··· DATA PROVIDED ···

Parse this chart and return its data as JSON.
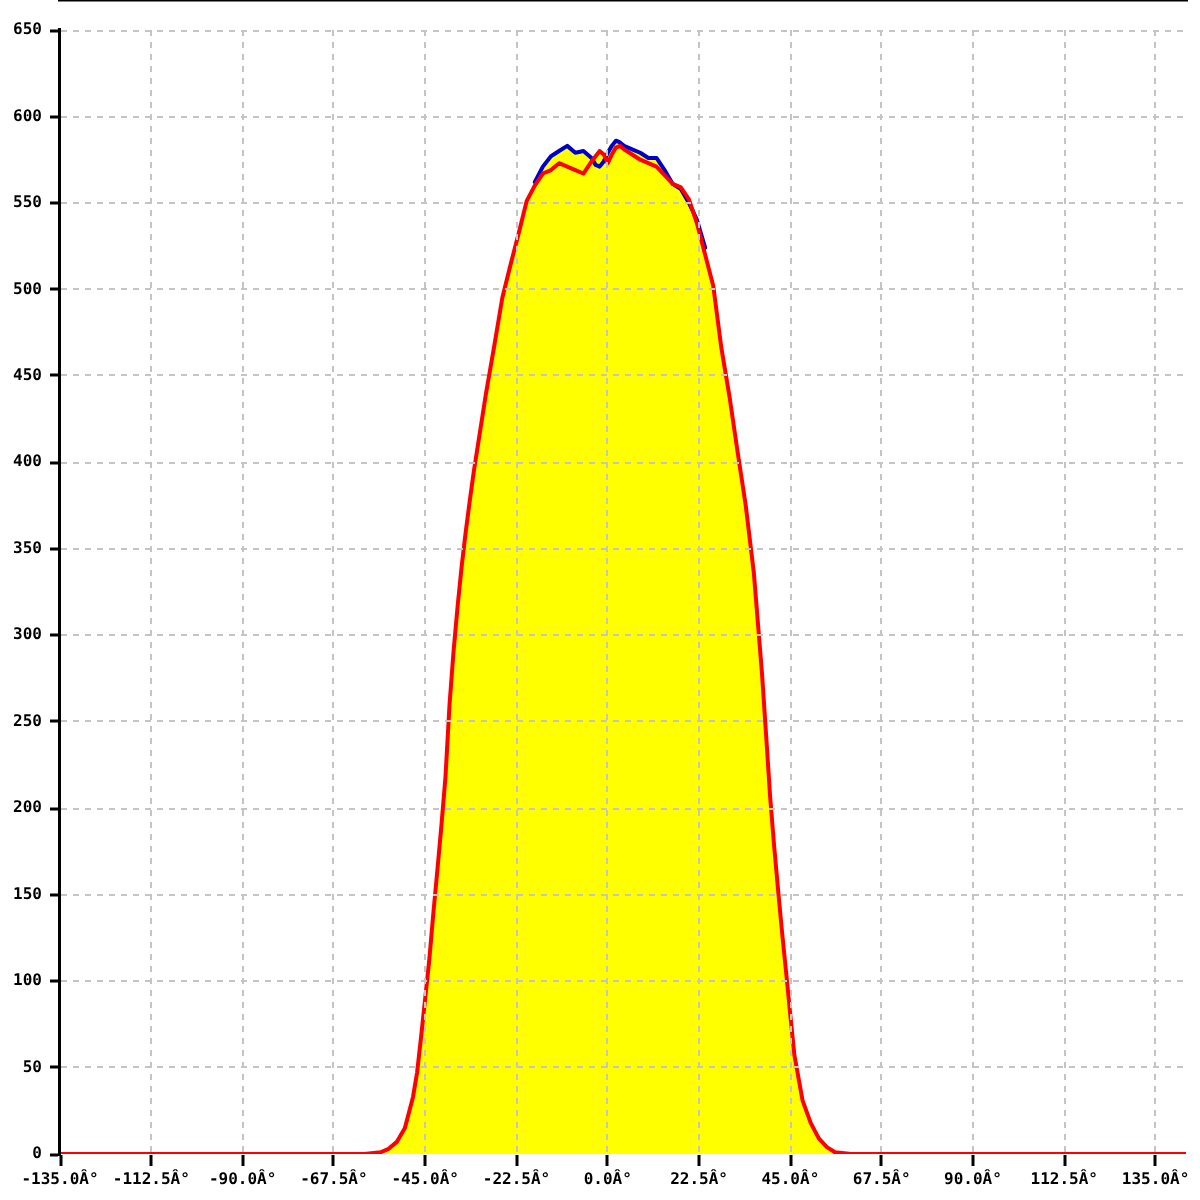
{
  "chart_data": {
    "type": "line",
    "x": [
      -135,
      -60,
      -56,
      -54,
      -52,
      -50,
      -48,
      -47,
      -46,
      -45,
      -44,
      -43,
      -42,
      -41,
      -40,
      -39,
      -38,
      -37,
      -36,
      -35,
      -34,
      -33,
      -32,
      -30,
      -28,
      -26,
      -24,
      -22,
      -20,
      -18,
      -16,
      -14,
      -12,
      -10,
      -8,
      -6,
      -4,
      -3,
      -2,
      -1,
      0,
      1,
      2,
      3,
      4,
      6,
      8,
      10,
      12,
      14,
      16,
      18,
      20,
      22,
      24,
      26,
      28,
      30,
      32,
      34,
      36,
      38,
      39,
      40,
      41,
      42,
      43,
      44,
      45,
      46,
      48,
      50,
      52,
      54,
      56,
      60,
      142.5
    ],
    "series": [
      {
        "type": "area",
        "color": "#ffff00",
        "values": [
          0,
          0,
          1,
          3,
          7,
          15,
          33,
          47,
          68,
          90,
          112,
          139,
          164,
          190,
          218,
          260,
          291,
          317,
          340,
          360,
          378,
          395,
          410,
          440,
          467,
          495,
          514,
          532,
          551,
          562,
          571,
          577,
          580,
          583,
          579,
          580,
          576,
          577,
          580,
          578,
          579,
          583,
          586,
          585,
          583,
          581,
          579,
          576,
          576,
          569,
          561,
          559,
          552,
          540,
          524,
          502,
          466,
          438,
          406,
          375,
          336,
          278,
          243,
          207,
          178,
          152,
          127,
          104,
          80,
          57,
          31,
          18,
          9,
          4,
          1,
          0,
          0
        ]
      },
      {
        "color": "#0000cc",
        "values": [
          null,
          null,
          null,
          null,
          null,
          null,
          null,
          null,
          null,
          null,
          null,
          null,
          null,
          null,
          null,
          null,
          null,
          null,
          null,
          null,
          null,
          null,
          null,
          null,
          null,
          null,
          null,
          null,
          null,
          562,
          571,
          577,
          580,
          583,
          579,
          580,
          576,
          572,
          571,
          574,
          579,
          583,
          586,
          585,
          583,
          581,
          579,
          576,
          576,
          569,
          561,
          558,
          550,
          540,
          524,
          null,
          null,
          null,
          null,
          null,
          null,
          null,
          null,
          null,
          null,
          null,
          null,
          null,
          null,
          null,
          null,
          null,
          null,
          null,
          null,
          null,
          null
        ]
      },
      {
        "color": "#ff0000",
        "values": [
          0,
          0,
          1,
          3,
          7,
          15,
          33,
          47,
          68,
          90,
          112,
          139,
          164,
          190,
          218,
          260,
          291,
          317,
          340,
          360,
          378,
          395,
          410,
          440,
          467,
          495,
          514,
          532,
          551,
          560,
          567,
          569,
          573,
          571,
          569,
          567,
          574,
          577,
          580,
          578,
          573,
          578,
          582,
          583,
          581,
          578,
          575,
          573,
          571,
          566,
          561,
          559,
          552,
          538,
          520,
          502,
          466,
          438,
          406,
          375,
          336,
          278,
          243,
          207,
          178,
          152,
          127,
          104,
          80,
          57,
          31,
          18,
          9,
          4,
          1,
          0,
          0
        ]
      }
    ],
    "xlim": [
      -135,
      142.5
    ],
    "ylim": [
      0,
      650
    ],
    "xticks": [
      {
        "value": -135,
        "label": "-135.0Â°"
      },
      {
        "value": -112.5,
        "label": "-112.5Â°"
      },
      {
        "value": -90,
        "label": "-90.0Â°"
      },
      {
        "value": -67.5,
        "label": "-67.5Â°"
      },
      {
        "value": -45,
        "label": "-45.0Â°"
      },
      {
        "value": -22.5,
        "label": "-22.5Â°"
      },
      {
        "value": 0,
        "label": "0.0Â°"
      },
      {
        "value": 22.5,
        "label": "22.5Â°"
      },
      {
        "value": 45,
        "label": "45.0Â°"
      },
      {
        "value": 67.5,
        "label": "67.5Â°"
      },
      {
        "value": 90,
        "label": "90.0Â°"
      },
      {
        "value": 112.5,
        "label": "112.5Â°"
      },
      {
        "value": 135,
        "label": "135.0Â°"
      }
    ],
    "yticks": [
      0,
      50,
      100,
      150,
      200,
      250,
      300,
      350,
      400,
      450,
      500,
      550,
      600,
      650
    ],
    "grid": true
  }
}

···

● **AIM**
Identify every line where the string "color" appears.

● **WRITTEN SOLUTION**
        "color": "#ffff00",
        "color": "#0000cc",
        "color": "#ff0000",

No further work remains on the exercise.